● **Work to be completed**:
Identify each line below containing the string "object" and copy it.

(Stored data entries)
= Beginning of Section =

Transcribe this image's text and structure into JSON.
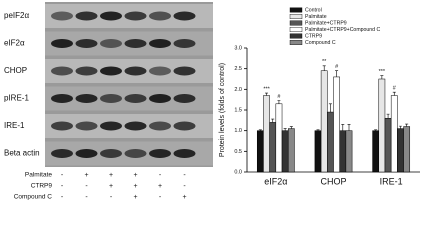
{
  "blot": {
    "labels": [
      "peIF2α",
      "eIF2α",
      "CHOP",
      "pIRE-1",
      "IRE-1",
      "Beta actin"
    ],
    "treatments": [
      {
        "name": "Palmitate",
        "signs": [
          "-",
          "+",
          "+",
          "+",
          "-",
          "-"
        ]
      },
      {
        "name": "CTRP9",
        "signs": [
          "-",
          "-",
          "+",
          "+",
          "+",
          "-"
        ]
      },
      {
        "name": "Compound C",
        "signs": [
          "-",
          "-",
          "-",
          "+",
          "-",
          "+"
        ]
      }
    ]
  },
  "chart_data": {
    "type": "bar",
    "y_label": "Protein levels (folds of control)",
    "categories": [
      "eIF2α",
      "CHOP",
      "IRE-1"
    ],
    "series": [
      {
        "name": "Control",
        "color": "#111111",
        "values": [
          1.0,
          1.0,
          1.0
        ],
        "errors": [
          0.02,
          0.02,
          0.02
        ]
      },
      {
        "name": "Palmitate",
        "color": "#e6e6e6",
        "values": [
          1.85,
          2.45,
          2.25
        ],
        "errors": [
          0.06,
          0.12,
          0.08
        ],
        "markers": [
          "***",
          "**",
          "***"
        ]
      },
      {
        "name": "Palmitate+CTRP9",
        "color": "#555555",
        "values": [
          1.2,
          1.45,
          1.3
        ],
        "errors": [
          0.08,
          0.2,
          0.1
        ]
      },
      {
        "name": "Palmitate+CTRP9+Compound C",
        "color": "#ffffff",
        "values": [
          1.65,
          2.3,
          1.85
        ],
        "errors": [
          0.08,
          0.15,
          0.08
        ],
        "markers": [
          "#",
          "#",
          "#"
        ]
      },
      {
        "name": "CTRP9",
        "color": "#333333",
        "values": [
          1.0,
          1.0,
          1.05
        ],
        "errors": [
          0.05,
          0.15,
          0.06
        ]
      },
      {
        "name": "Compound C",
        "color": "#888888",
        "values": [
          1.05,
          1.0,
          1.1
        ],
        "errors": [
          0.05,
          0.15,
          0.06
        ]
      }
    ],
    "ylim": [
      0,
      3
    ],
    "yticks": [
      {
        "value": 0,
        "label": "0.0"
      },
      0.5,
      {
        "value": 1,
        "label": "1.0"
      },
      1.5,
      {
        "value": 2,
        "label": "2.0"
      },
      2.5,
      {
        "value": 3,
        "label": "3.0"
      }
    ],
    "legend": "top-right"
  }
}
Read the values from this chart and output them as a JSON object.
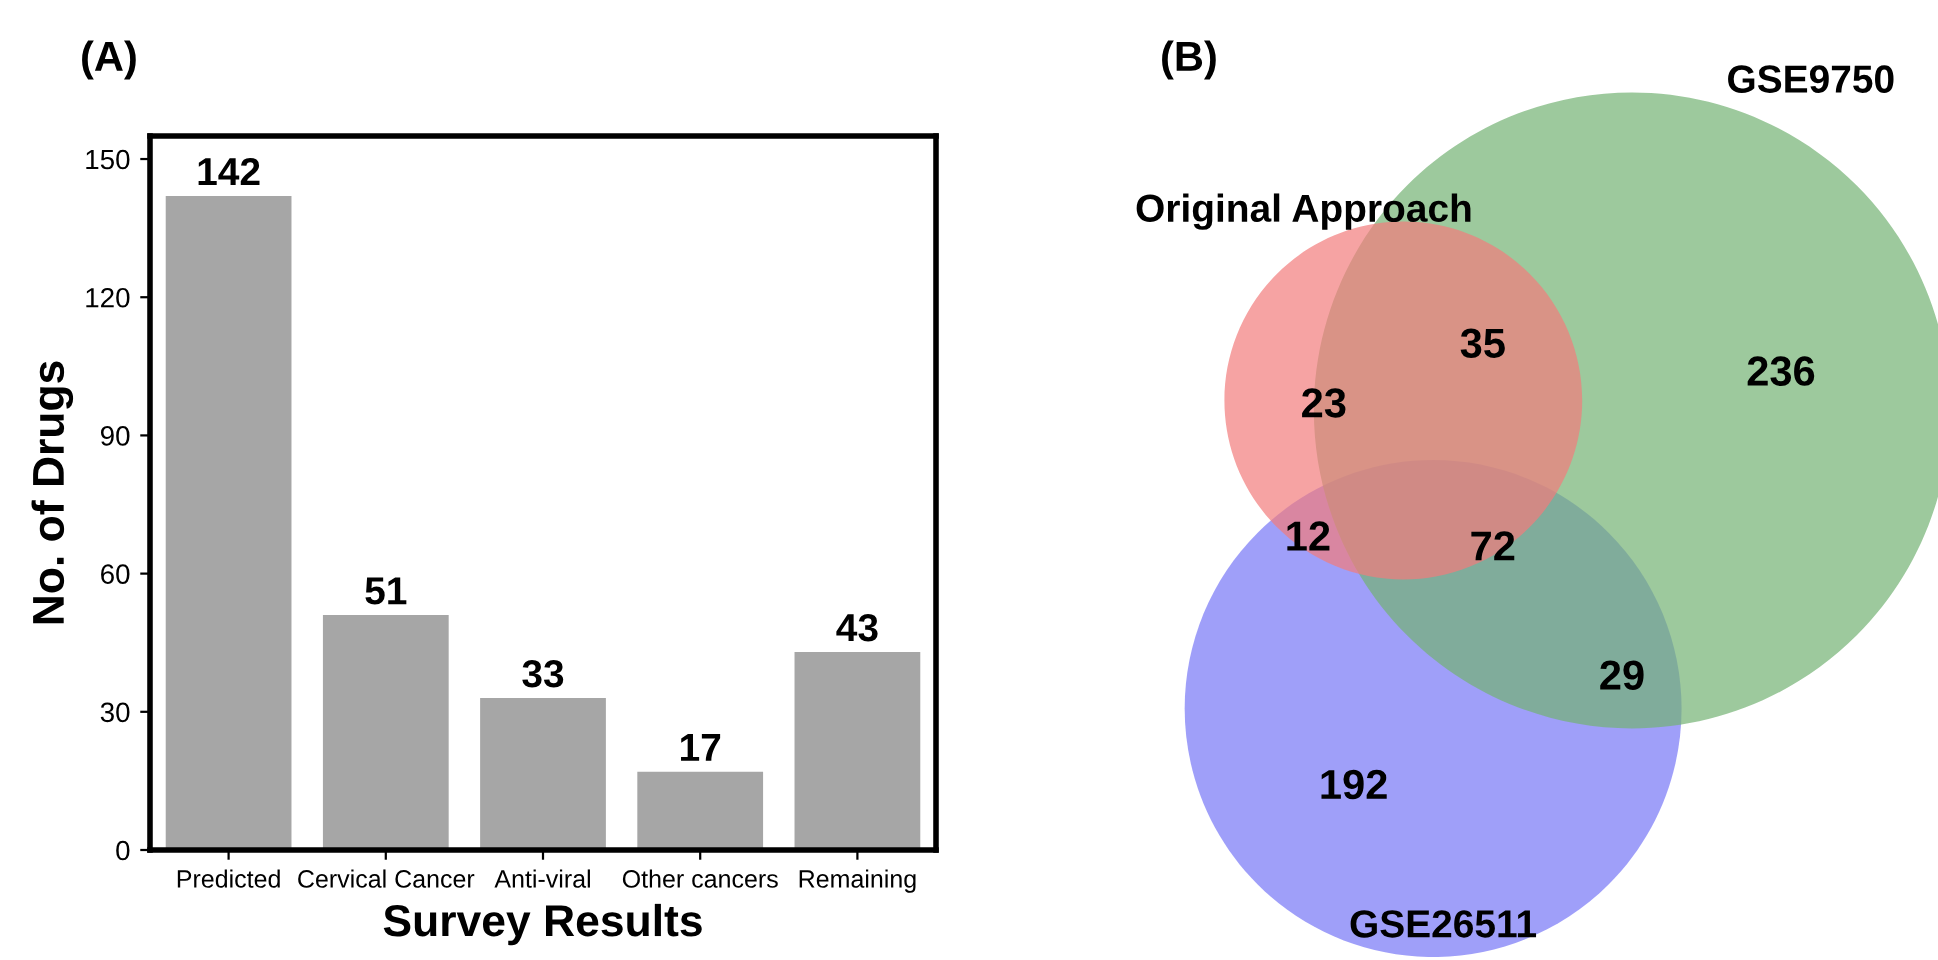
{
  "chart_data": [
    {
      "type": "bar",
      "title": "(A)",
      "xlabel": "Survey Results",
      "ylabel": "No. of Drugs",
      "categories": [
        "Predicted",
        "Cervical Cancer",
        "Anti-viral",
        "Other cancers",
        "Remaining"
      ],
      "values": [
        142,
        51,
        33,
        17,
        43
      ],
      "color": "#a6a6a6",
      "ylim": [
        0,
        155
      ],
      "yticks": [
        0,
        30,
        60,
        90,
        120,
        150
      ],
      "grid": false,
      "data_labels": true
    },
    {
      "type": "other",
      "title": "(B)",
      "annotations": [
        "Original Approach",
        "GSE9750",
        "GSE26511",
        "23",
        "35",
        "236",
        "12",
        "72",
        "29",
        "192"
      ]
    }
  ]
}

= End of Section =
= Beginning of Section =

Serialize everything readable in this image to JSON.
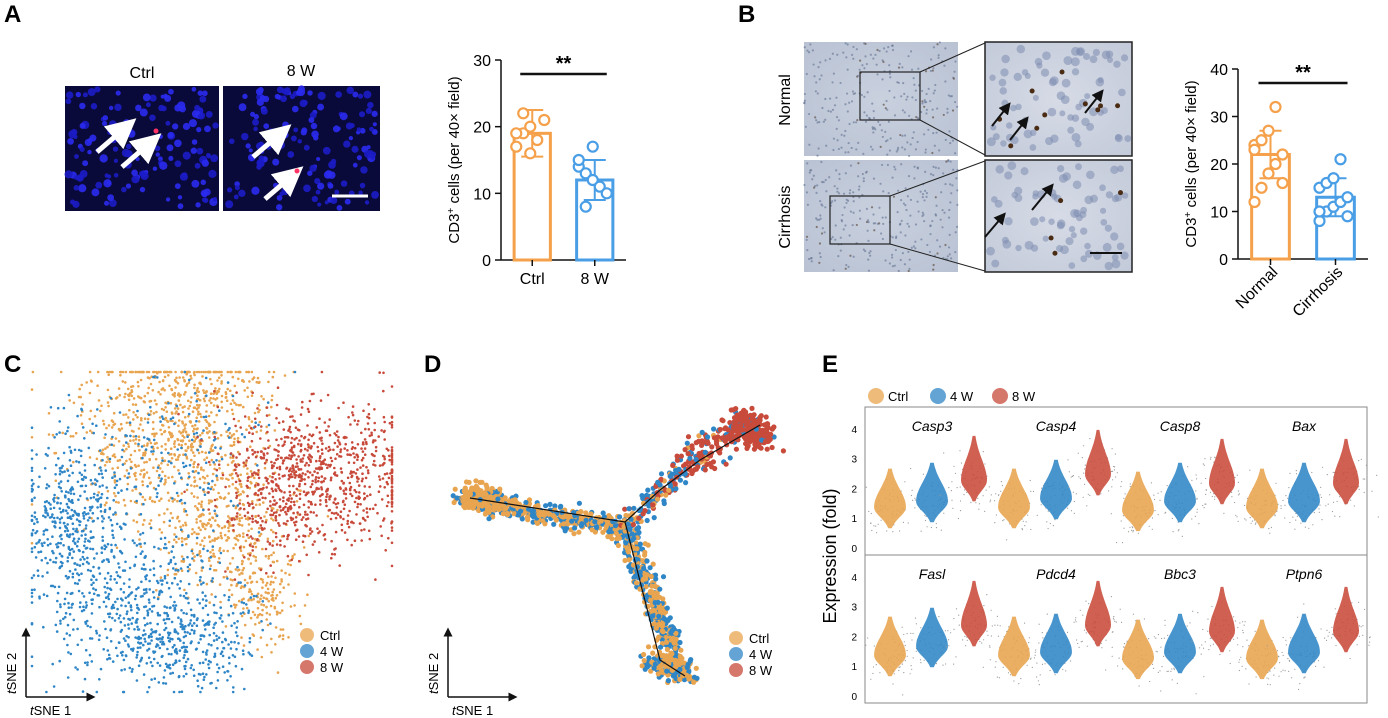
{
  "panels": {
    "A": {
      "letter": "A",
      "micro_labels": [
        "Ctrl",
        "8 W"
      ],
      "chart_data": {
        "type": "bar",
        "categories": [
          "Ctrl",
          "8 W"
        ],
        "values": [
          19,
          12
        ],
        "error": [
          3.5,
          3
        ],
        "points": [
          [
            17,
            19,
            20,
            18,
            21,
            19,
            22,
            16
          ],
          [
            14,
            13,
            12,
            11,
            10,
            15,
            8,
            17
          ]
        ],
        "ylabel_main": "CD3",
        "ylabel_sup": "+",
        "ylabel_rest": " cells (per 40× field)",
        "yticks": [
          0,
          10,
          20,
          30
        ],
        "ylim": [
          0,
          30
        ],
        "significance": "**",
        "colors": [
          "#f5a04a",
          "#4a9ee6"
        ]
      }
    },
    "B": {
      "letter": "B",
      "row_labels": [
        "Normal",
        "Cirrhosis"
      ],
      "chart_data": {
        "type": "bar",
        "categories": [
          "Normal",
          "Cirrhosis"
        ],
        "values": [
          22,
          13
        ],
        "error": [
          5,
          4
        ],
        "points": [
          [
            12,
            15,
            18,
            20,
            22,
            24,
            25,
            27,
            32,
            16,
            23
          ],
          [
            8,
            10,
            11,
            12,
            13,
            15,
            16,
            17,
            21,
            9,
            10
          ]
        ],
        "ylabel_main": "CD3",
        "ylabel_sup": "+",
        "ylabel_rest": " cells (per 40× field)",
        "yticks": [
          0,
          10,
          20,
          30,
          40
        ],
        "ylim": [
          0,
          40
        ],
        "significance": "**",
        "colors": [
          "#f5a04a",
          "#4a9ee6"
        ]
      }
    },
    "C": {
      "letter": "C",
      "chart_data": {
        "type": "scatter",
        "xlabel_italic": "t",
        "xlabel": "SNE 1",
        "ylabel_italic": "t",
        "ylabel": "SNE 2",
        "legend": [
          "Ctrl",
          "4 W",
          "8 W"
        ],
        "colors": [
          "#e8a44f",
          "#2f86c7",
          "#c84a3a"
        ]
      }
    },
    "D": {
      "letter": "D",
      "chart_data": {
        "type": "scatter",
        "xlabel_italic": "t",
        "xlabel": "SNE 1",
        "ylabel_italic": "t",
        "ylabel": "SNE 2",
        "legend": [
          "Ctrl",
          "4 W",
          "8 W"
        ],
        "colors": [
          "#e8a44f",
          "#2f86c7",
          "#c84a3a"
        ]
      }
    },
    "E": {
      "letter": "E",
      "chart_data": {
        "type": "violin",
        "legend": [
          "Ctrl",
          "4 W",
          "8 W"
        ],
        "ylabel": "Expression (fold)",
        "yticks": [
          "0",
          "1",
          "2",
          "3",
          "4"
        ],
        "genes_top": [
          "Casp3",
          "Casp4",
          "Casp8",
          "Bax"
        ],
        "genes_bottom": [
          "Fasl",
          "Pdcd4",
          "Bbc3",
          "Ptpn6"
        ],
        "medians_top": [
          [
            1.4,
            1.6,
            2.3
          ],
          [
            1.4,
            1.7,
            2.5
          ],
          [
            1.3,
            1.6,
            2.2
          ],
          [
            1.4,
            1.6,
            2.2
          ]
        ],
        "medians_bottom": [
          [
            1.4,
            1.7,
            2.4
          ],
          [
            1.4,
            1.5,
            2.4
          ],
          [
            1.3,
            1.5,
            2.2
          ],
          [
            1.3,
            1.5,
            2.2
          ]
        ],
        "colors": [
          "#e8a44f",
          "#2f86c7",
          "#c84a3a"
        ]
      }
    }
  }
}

= End of Section =
= Beginning of Section =

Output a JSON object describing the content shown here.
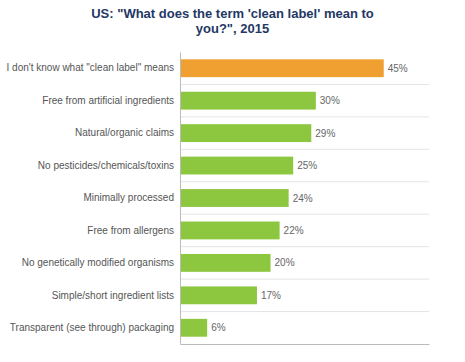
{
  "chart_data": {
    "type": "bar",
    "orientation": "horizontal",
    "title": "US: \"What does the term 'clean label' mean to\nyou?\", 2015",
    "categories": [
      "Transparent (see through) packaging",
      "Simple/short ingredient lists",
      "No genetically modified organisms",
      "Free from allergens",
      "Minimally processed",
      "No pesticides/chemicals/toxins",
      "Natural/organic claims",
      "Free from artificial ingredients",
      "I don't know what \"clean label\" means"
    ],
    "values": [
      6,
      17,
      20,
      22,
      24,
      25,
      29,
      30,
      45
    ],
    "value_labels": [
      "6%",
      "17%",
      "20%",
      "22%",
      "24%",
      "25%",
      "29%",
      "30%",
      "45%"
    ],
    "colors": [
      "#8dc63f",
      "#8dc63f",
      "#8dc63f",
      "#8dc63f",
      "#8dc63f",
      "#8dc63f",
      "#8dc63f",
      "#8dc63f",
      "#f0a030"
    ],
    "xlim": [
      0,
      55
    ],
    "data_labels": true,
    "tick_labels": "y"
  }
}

= End of Section =

● **Response to the exercise**:
Read the values from this chart and output them as a JSON object.
Output a JSON object describing the content shown here.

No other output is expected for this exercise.